Given instruction - Reproduce the listing below exactly. Pictures do not belong in the copy.

Stored items from a collection:
::::::::

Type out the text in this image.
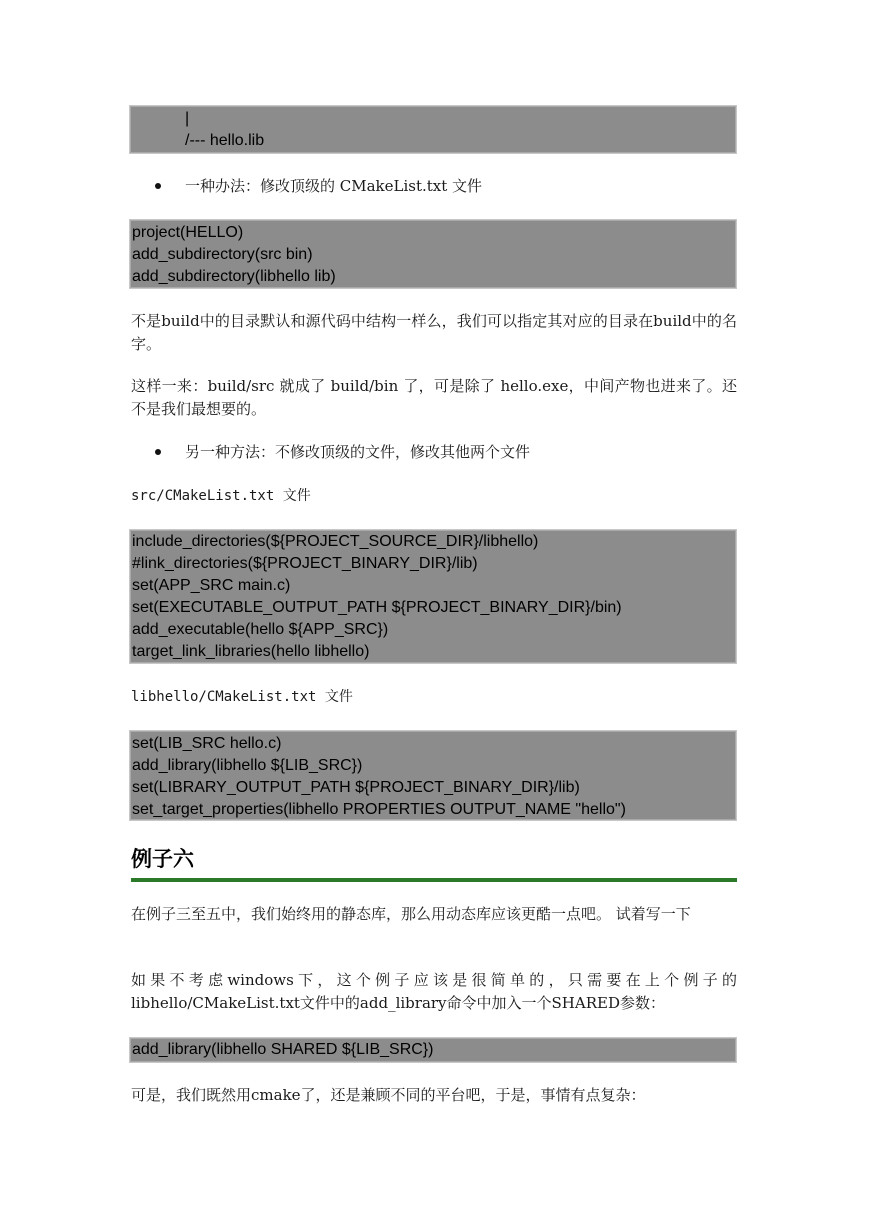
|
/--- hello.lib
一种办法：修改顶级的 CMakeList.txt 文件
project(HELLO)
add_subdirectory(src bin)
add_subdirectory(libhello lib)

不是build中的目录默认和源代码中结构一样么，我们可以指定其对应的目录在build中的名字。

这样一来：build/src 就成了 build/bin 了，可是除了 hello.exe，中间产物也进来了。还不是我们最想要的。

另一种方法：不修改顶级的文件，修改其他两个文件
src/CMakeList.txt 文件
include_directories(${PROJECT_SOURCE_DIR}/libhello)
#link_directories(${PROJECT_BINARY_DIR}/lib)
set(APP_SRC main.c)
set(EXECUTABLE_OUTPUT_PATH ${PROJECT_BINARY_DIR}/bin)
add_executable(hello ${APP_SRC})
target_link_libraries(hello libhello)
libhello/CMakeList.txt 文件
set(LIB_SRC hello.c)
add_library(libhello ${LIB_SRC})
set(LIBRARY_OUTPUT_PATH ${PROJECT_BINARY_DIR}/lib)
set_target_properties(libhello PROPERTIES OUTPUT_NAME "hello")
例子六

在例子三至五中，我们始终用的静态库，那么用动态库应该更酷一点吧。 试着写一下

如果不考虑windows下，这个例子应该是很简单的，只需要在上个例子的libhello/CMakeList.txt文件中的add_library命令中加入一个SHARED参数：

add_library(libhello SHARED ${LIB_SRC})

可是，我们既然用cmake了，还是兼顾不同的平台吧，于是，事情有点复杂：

::::::::

Final result -
Type out the text in this image.
|
/--- hello.lib
一种办法：修改顶级的 CMakeList.txt 文件
project(HELLO)
add_subdirectory(src bin)
add_subdirectory(libhello lib)

不是build中的目录默认和源代码中结构一样么，我们可以指定其对应的目录在build中的名字。

这样一来：build/src 就成了 build/bin 了，可是除了 hello.exe，中间产物也进来了。还不是我们最想要的。

另一种方法：不修改顶级的文件，修改其他两个文件
src/CMakeList.txt 文件
include_directories(${PROJECT_SOURCE_DIR}/libhello)
#link_directories(${PROJECT_BINARY_DIR}/lib)
set(APP_SRC main.c)
set(EXECUTABLE_OUTPUT_PATH ${PROJECT_BINARY_DIR}/bin)
add_executable(hello ${APP_SRC})
target_link_libraries(hello libhello)
libhello/CMakeList.txt 文件
set(LIB_SRC hello.c)
add_library(libhello ${LIB_SRC})
set(LIBRARY_OUTPUT_PATH ${PROJECT_BINARY_DIR}/lib)
set_target_properties(libhello PROPERTIES OUTPUT_NAME "hello")
例子六

在例子三至五中，我们始终用的静态库，那么用动态库应该更酷一点吧。 试着写一下

如果不考虑windows下，这个例子应该是很简单的，只需要在上个例子的libhello/CMakeList.txt文件中的add_library命令中加入一个SHARED参数：

add_library(libhello SHARED ${LIB_SRC})

可是，我们既然用cmake了，还是兼顾不同的平台吧，于是，事情有点复杂：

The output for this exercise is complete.